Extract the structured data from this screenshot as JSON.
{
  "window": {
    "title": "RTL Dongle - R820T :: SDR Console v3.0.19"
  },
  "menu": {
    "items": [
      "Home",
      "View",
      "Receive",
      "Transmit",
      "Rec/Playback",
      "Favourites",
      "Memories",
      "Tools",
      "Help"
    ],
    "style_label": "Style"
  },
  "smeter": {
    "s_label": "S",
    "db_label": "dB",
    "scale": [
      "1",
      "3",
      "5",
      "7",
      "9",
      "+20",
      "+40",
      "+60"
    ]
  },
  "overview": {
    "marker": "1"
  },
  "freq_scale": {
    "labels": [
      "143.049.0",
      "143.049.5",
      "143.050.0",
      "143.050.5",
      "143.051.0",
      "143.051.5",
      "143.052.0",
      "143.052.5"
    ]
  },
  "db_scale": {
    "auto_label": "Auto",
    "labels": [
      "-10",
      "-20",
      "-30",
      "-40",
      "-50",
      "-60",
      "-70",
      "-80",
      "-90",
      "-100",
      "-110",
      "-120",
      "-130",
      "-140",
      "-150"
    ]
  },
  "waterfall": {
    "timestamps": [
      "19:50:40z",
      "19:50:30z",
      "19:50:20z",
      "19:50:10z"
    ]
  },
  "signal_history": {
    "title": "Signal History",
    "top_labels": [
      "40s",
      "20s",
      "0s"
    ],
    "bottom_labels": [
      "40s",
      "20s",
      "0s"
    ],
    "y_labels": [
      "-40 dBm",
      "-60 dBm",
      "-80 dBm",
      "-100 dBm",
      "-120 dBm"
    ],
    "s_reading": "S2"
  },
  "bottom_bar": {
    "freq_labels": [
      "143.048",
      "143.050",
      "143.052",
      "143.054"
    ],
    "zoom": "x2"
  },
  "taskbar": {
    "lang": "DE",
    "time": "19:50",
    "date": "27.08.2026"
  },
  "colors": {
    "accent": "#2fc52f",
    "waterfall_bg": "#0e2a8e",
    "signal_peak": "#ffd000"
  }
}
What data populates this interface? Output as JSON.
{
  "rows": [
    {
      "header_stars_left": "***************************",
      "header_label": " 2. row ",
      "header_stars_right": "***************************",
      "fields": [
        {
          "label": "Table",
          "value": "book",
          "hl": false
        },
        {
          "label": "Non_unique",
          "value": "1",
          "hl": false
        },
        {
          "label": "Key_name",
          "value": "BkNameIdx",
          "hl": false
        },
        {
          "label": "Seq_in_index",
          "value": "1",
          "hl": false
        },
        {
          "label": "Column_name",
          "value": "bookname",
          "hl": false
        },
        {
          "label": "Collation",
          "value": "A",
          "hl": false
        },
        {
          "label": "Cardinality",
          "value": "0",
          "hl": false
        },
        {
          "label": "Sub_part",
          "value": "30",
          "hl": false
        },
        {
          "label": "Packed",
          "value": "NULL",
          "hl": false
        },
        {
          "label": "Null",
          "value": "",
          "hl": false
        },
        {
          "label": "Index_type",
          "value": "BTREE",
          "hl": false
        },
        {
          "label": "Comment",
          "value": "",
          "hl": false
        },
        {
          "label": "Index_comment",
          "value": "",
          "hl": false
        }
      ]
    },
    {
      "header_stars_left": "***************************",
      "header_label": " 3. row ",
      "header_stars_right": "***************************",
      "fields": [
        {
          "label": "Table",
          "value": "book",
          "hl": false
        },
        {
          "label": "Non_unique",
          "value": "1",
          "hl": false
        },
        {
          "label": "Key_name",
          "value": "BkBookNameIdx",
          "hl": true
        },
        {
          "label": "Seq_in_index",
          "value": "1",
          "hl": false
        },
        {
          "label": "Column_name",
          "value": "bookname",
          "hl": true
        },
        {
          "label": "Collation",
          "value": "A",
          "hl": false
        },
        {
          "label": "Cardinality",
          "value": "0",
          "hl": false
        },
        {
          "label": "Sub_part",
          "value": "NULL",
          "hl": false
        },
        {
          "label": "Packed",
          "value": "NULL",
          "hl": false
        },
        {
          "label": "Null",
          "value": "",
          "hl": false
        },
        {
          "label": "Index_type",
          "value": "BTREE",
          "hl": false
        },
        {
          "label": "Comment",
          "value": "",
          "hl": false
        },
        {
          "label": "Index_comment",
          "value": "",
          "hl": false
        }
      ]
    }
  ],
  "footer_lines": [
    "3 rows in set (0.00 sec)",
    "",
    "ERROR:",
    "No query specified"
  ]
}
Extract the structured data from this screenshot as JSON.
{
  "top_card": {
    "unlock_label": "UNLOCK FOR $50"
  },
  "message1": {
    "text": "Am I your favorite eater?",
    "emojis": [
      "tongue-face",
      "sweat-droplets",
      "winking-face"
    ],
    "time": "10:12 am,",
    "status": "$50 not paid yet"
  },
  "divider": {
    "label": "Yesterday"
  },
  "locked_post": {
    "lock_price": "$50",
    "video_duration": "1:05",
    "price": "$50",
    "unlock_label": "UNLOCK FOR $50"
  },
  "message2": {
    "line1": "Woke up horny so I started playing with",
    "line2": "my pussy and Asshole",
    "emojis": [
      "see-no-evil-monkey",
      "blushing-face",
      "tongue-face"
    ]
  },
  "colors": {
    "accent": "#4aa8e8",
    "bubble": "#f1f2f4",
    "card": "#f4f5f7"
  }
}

■ ■ ■

### What the task requires
Output the full listing exactly as it stands.

### Written answer
Extract the structured data from this screenshot as JSON.
{
  "window": {
    "title": "RTL Dongle - R820T :: SDR Console v3.0.19"
  },
  "menu": {
    "items": [
      "Home",
      "View",
      "Receive",
      "Transmit",
      "Rec/Playback",
      "Favourites",
      "Memories",
      "Tools",
      "Help"
    ],
    "style_label": "Style"
  },
  "smeter": {
    "s_label": "S",
    "db_label": "dB",
    "scale": [
      "1",
      "3",
      "5",
      "7",
      "9",
      "+20",
      "+40",
      "+60"
    ]
  },
  "overview": {
    "marker": "1"
  },
  "freq_scale": {
    "labels": [
      "143.049.0",
      "143.049.5",
      "143.050.0",
      "143.050.5",
      "143.051.0",
      "143.051.5",
      "143.052.0",
      "143.052.5"
    ]
  },
  "db_scale": {
    "auto_label": "Auto",
    "labels": [
      "-10",
      "-20",
      "-30",
      "-40",
      "-50",
      "-60",
      "-70",
      "-80",
      "-90",
      "-100",
      "-110",
      "-120",
      "-130",
      "-140",
      "-150"
    ]
  },
  "waterfall": {
    "timestamps": [
      "19:50:40z",
      "19:50:30z",
      "19:50:20z",
      "19:50:10z"
    ]
  },
  "signal_history": {
    "title": "Signal History",
    "top_labels": [
      "40s",
      "20s",
      "0s"
    ],
    "bottom_labels": [
      "40s",
      "20s",
      "0s"
    ],
    "y_labels": [
      "-40 dBm",
      "-60 dBm",
      "-80 dBm",
      "-100 dBm",
      "-120 dBm"
    ],
    "s_reading": "S2"
  },
  "bottom_bar": {
    "freq_labels": [
      "143.048",
      "143.050",
      "143.052",
      "143.054"
    ],
    "zoom": "x2"
  },
  "taskbar": {
    "lang": "DE",
    "time": "19:50",
    "date": "27.08.2026"
  },
  "colors": {
    "accent": "#2fc52f",
    "waterfall_bg": "#0e2a8e",
    "signal_peak": "#ffd000"
  }
}
What data populates this interface? Output as JSON.
{
  "rows": [
    {
      "header_stars_left": "***************************",
      "header_label": " 2. row ",
      "header_stars_right": "***************************",
      "fields": [
        {
          "label": "Table",
          "value": "book",
          "hl": false
        },
        {
          "label": "Non_unique",
          "value": "1",
          "hl": false
        },
        {
          "label": "Key_name",
          "value": "BkNameIdx",
          "hl": false
        },
        {
          "label": "Seq_in_index",
          "value": "1",
          "hl": false
        },
        {
          "label": "Column_name",
          "value": "bookname",
          "hl": false
        },
        {
          "label": "Collation",
          "value": "A",
          "hl": false
        },
        {
          "label": "Cardinality",
          "value": "0",
          "hl": false
        },
        {
          "label": "Sub_part",
          "value": "30",
          "hl": false
        },
        {
          "label": "Packed",
          "value": "NULL",
          "hl": false
        },
        {
          "label": "Null",
          "value": "",
          "hl": false
        },
        {
          "label": "Index_type",
          "value": "BTREE",
          "hl": false
        },
        {
          "label": "Comment",
          "value": "",
          "hl": false
        },
        {
          "label": "Index_comment",
          "value": "",
          "hl": false
        }
      ]
    },
    {
      "header_stars_left": "***************************",
      "header_label": " 3. row ",
      "header_stars_right": "***************************",
      "fields": [
        {
          "label": "Table",
          "value": "book",
          "hl": false
        },
        {
          "label": "Non_unique",
          "value": "1",
          "hl": false
        },
        {
          "label": "Key_name",
          "value": "BkBookNameIdx",
          "hl": true
        },
        {
          "label": "Seq_in_index",
          "value": "1",
          "hl": false
        },
        {
          "label": "Column_name",
          "value": "bookname",
          "hl": true
        },
        {
          "label": "Collation",
          "value": "A",
          "hl": false
        },
        {
          "label": "Cardinality",
          "value": "0",
          "hl": false
        },
        {
          "label": "Sub_part",
          "value": "NULL",
          "hl": false
        },
        {
          "label": "Packed",
          "value": "NULL",
          "hl": false
        },
        {
          "label": "Null",
          "value": "",
          "hl": false
        },
        {
          "label": "Index_type",
          "value": "BTREE",
          "hl": false
        },
        {
          "label": "Comment",
          "value": "",
          "hl": false
        },
        {
          "label": "Index_comment",
          "value": "",
          "hl": false
        }
      ]
    }
  ],
  "footer_lines": [
    "3 rows in set (0.00 sec)",
    "",
    "ERROR:",
    "No query specified"
  ]
}
Extract the structured data from this screenshot as JSON.
{
  "top_card": {
    "unlock_label": "UNLOCK FOR $50"
  },
  "message1": {
    "text": "Am I your favorite eater?",
    "emojis": [
      "tongue-face",
      "sweat-droplets",
      "winking-face"
    ],
    "time": "10:12 am,",
    "status": "$50 not paid yet"
  },
  "divider": {
    "label": "Yesterday"
  },
  "locked_post": {
    "lock_price": "$50",
    "video_duration": "1:05",
    "price": "$50",
    "unlock_label": "UNLOCK FOR $50"
  },
  "message2": {
    "line1": "Woke up horny so I started playing with",
    "line2": "my pussy and Asshole",
    "emojis": [
      "see-no-evil-monkey",
      "blushing-face",
      "tongue-face"
    ]
  },
  "colors": {
    "accent": "#4aa8e8",
    "bubble": "#f1f2f4",
    "card": "#f4f5f7"
  }
}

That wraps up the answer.